# [ZADANIA]
(a) Czy zdania (i), (ii) i (iii) są zgodne z podanym tekstem? Przy każdym odpowiedz „tak” lub „nie” i przytocz dosłownie rozstrzygające słowa.
(i) Krzysztof Sierak przedstawił wyniki sekcji zwłok w środę na konferencji prasowej.
(ii) Ojczym zabrał dziecko pod prysznic 29 kwietnia.
(iii) Zarzuty wobec ojczyma i matki zostały już formalnie zmienione.
(b) Wyodrębnij dosłownie z podanego tekstu fragment, który zaczyna się od słów zawierających „Wyniki sekcji zwłok” i kończy na „matki skatowanego dziecka.”.
(c) Odpowiedz na podstawie podanego tekstu:
(i) Jaką funkcję pełni Krzysztof Sierak?
(ii) Do którego pomieszczenia ojczym zabrał chłopca po prysznicu?
(iii) Co dziecko zrzuciło ze stołu na podłogę?

Wyniki sekcji zwłok Kamilka. Nowe fakty
- Biegli stwierdzili, iż przyczyną śmierci Kamila były rozległe oparzenia ciała, w wyniku których doszło do wstrząsu pooparzeniowego i infekcji ogólnoustrojowej, a ostatecznie do niewydolności wielonarządowej - poinformował zastępca prokuratora generalnego Krzysztof Sierak. Powodem agresywnego zachowania ojczyma Dawida B. miało być zrzucenie przez 8-latka telefonu sprawcy ze stołu na podłogę.
O wynikach sekcji zwłok 8-latka poinformował w środę na konferencji prasowej zastępca prokuratora generalnego Krzysztof Sierak. Potwierdził, że niedługo dojdzie do formalnej zmiany zarzutów wobec ojczyma i matki skatowanego dziecka.
- Biegli stwierdzili iż przyczyną śmierci Kamila były rozległe oparzenia ciała, w wyniku których doszło do wstrząsu pooparzeniowego i infekcji ogólnoustrojowej, a ostatecznie do niewydolności wielonarządowej - przekazał Sierak.
Jak dodał, "bezsprzecznie ustalono, że 29 marca ojczym Dawid B. siłą zabrał dziecko pod prysznic, rozebrał i polewał je wrzącą wodą". Mężczyzna rzucał też chłopcem na podłogę, uderzał prysznicem, a następnie zabrał do kuchni, gdzie rzucił o rozgrzany piec węglowy. - Powodem tego agresywnego zachowania było zrzucenie przez dziecko telefonu sprawcy ze stołu na podłogę - powiedział prokurator Sierak.

# [PRZEDSTAWIONE DANE]
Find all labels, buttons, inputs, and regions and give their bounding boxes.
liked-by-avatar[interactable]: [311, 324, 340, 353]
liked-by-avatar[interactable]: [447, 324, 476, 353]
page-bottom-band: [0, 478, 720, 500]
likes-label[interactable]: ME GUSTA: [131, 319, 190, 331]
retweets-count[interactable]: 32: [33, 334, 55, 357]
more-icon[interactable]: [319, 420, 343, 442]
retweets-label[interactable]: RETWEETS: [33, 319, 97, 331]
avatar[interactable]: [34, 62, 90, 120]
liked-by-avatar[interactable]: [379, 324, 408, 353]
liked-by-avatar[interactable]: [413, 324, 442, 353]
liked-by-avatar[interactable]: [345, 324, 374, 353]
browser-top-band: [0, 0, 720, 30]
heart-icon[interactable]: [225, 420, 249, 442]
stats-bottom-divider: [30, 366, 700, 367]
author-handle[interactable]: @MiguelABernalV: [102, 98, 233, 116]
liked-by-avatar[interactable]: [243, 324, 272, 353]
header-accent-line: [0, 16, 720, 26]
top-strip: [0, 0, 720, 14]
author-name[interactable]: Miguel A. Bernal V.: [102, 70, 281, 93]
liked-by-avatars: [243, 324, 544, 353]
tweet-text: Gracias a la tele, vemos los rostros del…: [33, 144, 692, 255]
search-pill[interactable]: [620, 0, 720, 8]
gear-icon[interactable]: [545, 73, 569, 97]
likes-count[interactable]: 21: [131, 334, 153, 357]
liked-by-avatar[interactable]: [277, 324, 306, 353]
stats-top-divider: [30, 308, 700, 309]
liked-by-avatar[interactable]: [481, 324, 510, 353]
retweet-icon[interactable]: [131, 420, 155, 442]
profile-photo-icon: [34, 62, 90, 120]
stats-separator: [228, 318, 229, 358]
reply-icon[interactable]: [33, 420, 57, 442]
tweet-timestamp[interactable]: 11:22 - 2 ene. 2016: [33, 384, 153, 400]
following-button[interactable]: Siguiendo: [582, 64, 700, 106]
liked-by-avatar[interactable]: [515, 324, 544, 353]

# [ODPOWIEDZI DO ZADAŃ]
(a)
(i) Tak: „O wynikach sekcji zwłok 8-latka poinformował w środę na konferencji prasowej zastępca prokuratora generalnego Krzysztof Sierak.”
(ii) Nie: „29 marca ojczym Dawid B. siłą zabrał dziecko pod prysznic”.
(iii) Nie: „niedługo dojdzie do formalnej zmiany zarzutów wobec ojczyma i matki skatowanego dziecka”.

(b)
Wyniki sekcji zwłok Kamilka. Nowe fakty
- Biegli stwierdzili, iż przyczyną śmierci Kamila były rozległe oparzenia ciała, w wyniku których doszło do wstrząsu pooparzeniowego i infekcji ogólnoustrojowej, a ostatecznie do niewydolności wielonarządowej - poinformował zastępca prokuratora generalnego Krzysztof Sierak. Powodem agresywnego zachowania ojczyma Dawida B. miało być zrzucenie przez 8-latka telefonu sprawcy ze stołu na podłogę.
O wynikach sekcji zwłok 8-latka poinformował w środę na konferencji prasowej zastępca prokuratora generalnego Krzysztof Sierak. Potwierdził, że niedługo dojdzie do formalnej zmiany zarzutów wobec ojczyma i matki skatowanego dziecka.

(c)
(i) Jest zastępcą prokuratora generalnego.
(ii) Do kuchni.
(iii) Telefon sprawcy.